**RECORDS PROVIDED**.
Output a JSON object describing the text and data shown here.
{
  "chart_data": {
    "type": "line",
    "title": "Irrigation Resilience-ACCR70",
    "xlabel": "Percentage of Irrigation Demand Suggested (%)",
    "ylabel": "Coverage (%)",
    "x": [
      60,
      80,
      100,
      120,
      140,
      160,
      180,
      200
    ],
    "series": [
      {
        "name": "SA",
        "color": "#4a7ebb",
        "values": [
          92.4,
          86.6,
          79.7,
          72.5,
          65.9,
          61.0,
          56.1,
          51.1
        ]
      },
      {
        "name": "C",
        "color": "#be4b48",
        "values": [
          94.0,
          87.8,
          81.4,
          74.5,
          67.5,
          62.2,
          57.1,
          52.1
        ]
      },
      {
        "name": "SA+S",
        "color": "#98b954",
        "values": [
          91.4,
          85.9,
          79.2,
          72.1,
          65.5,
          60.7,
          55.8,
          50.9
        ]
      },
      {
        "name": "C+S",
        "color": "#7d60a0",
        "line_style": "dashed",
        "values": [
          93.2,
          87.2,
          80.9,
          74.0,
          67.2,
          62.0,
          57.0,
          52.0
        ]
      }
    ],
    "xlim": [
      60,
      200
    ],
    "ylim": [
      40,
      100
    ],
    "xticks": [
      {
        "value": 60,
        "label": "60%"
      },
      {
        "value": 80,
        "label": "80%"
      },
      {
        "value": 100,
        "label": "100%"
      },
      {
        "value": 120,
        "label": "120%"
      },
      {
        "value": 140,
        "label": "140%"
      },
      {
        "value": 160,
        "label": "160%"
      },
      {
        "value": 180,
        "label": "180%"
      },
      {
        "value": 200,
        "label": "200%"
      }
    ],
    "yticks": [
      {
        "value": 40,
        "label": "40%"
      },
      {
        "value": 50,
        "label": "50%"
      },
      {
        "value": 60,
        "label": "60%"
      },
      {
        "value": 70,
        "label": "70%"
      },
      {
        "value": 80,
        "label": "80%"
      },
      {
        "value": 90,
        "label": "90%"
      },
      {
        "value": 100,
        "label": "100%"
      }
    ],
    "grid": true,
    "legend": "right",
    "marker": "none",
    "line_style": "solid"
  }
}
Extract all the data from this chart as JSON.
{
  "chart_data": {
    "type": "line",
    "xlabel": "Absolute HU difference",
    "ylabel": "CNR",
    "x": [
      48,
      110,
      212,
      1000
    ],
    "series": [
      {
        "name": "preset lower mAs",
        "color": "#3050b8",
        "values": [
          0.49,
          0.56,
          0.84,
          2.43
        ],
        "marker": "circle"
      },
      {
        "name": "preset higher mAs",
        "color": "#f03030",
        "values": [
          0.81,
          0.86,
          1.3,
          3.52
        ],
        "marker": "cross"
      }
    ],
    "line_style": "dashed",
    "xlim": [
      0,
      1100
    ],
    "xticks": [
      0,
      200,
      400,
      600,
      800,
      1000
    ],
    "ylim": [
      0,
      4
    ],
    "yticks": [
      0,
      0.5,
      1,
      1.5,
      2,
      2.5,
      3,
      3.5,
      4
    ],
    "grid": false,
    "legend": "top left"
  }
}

**GOAL OF THE EXERCISE**. Find the line containing "Extract all the data from this chart as JSON.", then output it and every line after it to the end of the data, exactly.

**EXERCISE ANSWER**.
Extract all the data from this chart as JSON.
{
  "chart_data": {
    "type": "line",
    "xlabel": "Absolute HU difference",
    "ylabel": "CNR",
    "x": [
      48,
      110,
      212,
      1000
    ],
    "series": [
      {
        "name": "preset lower mAs",
        "color": "#3050b8",
        "values": [
          0.49,
          0.56,
          0.84,
          2.43
        ],
        "marker": "circle"
      },
      {
        "name": "preset higher mAs",
        "color": "#f03030",
        "values": [
          0.81,
          0.86,
          1.3,
          3.52
        ],
        "marker": "cross"
      }
    ],
    "line_style": "dashed",
    "xlim": [
      0,
      1100
    ],
    "xticks": [
      0,
      200,
      400,
      600,
      800,
      1000
    ],
    "ylim": [
      0,
      4
    ],
    "yticks": [
      0,
      0.5,
      1,
      1.5,
      2,
      2.5,
      3,
      3.5,
      4
    ],
    "grid": false,
    "legend": "top left"
  }
}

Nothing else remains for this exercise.